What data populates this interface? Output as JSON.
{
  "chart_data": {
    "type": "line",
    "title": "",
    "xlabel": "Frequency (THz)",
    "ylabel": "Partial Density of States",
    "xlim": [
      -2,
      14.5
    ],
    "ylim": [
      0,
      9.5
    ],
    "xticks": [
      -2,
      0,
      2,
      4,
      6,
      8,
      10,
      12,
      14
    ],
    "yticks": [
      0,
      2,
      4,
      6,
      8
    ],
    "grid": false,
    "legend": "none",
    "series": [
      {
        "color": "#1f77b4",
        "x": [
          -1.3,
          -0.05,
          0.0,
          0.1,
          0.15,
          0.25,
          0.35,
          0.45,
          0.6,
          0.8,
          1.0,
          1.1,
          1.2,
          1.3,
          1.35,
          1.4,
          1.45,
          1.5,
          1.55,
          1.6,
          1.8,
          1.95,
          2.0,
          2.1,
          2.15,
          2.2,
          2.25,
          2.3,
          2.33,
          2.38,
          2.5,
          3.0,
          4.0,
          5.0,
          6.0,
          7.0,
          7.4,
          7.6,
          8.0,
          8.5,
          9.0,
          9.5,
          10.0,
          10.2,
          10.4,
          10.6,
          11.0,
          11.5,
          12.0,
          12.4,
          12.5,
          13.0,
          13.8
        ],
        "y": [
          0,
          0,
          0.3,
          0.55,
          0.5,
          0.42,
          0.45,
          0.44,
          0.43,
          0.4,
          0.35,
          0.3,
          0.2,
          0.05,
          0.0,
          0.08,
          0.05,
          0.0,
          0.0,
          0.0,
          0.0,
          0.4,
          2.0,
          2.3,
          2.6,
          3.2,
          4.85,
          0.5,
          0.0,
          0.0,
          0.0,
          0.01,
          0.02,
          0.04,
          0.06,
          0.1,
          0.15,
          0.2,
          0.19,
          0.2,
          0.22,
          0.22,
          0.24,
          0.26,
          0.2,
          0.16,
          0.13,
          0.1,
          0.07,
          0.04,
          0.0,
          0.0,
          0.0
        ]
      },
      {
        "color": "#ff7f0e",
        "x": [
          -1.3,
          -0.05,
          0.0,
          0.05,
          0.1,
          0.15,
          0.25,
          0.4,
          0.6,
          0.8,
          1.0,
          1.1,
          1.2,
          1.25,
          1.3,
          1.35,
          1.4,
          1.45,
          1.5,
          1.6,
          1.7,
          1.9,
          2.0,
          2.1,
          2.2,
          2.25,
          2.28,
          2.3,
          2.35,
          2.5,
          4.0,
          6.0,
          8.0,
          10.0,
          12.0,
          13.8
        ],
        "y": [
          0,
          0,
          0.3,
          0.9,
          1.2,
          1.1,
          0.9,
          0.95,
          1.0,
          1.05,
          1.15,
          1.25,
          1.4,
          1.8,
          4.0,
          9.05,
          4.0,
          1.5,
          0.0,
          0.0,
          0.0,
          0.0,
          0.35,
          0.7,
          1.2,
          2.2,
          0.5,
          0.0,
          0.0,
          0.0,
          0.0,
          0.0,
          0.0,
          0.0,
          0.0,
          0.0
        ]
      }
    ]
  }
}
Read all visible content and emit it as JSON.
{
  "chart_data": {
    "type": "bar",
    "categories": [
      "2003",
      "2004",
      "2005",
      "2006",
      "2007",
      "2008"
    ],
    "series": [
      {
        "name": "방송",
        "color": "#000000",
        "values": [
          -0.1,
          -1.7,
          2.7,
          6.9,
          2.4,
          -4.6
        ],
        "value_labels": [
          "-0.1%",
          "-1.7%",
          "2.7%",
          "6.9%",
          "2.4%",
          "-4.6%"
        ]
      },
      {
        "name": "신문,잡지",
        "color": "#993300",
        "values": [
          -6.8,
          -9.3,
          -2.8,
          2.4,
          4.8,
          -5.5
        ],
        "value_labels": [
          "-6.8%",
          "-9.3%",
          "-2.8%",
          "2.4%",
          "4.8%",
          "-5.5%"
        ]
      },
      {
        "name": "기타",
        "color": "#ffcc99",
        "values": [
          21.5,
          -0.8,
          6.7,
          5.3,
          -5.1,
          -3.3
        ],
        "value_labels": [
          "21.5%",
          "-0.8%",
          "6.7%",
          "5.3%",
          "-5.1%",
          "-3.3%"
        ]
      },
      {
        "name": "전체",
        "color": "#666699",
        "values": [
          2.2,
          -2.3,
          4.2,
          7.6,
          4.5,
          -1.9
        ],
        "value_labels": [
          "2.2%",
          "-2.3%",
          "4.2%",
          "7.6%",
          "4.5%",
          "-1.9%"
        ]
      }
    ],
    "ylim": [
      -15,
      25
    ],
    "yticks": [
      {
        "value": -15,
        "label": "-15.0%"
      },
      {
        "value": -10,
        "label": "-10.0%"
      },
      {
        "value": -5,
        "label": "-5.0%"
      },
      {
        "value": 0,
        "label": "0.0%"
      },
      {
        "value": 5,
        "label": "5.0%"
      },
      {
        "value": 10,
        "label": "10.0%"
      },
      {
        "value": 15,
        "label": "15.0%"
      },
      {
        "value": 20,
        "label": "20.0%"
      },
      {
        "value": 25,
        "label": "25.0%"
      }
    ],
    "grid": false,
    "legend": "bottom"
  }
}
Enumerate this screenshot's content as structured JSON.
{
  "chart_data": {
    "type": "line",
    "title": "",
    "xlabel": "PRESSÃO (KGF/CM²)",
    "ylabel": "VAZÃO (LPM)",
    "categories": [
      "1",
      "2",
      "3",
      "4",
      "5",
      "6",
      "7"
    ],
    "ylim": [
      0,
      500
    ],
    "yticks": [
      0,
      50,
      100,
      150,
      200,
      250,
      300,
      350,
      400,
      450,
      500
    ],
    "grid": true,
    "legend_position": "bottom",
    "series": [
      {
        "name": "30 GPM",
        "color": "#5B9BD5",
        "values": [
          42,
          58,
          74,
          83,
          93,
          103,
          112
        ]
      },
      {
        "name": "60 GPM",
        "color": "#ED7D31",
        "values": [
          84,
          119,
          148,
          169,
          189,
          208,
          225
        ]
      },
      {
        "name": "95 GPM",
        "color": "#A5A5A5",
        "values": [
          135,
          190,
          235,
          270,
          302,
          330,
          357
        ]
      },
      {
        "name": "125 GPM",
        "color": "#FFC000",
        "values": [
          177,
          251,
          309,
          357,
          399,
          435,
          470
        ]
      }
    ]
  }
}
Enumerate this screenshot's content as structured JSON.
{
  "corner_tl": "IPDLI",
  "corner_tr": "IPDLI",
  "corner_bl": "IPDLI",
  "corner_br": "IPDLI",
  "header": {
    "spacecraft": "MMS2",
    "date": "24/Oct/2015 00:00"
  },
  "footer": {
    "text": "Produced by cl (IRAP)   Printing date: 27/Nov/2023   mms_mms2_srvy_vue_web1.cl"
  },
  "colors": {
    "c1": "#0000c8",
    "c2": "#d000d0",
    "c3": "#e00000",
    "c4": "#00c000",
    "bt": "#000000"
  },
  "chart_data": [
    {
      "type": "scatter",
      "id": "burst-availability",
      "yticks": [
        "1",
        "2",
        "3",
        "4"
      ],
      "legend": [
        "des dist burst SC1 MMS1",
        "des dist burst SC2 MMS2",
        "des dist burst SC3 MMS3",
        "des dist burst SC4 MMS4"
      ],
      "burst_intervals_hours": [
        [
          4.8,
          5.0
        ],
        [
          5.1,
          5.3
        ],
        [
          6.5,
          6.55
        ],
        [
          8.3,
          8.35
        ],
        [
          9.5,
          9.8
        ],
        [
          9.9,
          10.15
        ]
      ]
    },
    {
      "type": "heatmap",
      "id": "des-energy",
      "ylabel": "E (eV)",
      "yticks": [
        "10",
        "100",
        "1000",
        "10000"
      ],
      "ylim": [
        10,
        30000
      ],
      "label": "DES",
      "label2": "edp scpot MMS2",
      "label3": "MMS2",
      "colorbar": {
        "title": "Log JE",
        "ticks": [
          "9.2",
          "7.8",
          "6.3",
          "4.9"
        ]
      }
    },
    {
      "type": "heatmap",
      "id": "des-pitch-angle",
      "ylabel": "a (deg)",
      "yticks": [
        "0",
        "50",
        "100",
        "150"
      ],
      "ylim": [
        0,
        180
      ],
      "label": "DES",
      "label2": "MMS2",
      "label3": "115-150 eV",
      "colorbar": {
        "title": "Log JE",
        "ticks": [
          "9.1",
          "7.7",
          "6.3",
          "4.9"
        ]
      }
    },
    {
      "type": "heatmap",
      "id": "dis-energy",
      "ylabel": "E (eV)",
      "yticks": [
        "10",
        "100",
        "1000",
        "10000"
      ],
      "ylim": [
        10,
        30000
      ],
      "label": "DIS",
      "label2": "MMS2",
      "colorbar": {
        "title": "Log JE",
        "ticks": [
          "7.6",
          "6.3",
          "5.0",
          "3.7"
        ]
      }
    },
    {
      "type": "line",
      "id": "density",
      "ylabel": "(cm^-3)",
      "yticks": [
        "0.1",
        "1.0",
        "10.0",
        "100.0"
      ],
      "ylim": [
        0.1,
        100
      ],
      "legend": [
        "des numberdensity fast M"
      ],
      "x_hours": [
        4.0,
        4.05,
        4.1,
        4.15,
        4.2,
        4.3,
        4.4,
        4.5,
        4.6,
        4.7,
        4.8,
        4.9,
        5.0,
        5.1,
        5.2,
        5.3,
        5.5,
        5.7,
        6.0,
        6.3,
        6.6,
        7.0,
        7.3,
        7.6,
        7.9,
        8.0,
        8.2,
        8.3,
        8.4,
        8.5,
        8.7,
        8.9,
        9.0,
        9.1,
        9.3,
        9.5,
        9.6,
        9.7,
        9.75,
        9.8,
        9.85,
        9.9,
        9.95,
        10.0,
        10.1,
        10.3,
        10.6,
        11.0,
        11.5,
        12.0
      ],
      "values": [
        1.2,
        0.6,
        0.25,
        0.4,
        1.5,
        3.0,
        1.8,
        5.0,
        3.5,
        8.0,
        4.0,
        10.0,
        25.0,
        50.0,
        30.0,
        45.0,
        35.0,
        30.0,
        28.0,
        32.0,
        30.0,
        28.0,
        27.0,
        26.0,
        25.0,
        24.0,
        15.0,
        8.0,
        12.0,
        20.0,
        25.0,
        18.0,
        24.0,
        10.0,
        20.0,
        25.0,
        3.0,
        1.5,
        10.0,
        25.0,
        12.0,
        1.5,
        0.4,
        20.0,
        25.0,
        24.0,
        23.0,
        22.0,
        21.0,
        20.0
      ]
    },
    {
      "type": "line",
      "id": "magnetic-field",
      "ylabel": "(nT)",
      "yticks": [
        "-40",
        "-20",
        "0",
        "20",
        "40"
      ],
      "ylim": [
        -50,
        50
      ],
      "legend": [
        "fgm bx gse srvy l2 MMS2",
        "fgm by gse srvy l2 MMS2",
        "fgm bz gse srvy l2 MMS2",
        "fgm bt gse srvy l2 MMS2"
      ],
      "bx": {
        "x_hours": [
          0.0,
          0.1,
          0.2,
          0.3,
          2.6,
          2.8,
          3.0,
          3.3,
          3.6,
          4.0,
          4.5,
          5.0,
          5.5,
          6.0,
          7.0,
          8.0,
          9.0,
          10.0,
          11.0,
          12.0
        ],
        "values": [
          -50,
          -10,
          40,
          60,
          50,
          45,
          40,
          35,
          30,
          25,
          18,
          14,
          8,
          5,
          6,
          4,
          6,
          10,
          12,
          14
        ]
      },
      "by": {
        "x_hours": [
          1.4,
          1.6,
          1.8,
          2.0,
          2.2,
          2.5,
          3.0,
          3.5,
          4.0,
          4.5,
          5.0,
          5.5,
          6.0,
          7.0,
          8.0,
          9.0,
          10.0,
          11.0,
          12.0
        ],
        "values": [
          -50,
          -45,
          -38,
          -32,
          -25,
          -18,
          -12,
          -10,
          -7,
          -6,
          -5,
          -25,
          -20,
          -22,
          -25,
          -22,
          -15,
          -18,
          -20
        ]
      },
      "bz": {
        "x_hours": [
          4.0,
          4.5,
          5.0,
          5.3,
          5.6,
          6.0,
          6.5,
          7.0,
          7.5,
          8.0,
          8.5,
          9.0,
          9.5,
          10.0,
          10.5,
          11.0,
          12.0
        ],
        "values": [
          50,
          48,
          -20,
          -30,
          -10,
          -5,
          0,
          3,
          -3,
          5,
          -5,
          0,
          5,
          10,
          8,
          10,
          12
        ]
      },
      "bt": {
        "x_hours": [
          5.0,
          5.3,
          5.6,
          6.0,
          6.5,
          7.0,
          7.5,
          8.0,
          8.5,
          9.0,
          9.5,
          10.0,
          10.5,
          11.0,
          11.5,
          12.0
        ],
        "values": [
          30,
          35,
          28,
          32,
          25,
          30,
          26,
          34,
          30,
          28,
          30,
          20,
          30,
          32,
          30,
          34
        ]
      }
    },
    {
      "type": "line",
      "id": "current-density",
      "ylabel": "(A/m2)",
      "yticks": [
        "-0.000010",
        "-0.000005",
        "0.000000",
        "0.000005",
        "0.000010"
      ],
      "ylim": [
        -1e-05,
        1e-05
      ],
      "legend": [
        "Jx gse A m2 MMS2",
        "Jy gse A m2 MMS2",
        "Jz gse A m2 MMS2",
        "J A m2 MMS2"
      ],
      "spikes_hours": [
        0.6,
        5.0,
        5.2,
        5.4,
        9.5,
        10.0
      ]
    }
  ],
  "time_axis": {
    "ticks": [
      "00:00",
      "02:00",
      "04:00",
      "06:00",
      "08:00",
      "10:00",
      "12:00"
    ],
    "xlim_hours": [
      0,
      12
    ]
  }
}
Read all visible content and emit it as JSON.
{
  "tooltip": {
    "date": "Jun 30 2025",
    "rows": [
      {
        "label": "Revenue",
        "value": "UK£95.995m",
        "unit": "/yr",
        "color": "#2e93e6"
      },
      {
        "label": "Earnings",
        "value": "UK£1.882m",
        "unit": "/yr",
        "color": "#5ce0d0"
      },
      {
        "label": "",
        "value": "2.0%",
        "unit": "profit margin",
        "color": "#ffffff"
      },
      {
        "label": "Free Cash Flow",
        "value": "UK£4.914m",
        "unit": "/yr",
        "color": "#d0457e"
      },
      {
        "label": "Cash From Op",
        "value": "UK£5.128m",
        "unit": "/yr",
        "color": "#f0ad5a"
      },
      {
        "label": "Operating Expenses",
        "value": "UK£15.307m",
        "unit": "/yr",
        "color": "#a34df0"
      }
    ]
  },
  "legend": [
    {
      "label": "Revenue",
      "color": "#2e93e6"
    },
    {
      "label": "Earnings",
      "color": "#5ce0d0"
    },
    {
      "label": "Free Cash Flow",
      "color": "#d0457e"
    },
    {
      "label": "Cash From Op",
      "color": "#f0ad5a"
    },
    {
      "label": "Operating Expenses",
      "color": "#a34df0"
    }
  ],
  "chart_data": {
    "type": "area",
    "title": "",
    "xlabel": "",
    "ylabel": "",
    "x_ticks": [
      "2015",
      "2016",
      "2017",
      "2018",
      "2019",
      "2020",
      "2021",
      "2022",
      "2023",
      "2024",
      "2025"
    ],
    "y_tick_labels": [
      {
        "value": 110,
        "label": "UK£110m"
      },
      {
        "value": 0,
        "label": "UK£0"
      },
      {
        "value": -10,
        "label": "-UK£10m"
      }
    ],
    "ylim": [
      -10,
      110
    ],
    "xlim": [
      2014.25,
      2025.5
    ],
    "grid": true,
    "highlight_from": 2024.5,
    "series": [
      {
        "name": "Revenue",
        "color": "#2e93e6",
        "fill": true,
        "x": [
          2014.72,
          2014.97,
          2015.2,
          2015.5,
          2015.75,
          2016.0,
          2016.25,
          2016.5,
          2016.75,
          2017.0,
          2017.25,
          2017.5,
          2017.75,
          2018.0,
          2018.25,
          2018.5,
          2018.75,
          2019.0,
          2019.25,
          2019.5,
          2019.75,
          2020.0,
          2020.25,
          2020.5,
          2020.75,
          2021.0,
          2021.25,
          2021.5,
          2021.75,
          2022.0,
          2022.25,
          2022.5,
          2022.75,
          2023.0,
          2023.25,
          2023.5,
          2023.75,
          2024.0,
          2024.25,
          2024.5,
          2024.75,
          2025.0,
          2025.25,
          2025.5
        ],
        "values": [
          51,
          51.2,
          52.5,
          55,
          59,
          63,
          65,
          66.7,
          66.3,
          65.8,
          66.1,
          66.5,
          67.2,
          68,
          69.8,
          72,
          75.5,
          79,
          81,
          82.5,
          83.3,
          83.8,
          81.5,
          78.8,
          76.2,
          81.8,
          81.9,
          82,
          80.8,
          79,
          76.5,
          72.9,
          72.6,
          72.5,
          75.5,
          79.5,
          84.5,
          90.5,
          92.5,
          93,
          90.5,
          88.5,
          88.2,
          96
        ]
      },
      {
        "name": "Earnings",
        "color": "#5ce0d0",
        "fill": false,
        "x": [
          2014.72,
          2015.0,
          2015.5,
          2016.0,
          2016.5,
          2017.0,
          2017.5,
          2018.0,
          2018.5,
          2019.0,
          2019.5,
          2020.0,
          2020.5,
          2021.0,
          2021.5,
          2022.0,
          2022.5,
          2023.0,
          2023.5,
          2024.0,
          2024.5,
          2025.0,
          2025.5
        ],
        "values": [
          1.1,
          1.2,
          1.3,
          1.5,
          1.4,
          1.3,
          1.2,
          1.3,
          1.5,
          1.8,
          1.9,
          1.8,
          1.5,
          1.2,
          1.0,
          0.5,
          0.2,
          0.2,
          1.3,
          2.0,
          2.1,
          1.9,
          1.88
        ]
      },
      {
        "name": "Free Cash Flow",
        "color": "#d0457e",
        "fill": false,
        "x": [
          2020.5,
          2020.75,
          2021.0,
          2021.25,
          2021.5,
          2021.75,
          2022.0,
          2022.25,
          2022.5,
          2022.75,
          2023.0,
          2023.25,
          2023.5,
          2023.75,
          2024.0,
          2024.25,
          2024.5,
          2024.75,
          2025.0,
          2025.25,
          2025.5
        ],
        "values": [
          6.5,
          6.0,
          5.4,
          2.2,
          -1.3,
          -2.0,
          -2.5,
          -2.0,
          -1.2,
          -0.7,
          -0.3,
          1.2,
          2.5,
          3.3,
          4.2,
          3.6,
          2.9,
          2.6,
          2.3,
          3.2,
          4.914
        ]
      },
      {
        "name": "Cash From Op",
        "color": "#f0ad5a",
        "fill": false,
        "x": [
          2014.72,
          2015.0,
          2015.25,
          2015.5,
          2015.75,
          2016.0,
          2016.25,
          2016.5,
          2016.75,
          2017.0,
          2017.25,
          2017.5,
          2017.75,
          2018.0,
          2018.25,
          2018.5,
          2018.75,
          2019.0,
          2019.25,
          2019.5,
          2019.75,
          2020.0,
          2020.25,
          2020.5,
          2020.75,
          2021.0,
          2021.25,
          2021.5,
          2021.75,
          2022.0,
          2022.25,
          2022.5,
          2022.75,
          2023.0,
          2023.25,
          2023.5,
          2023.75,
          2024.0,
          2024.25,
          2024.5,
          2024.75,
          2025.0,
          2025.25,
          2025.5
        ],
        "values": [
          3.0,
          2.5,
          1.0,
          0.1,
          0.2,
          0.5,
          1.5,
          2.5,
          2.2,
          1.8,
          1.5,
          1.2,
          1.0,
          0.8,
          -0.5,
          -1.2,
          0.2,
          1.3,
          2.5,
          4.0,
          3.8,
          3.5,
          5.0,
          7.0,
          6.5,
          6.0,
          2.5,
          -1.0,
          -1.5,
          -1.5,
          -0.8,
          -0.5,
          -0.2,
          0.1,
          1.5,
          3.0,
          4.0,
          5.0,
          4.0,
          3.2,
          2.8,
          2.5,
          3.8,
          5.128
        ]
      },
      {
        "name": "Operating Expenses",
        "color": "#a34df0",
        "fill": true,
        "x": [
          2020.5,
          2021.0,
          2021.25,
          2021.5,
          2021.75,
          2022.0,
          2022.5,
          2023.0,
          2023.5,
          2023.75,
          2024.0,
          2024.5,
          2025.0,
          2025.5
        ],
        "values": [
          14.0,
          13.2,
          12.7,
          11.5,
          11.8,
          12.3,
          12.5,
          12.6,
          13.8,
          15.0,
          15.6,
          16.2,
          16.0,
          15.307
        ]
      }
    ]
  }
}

*What this task involves*. Gather, from the listing above, every line carrying the word "bottom".

*The reply*.
    "legend": "bottom"
    "legend_position": "bottom",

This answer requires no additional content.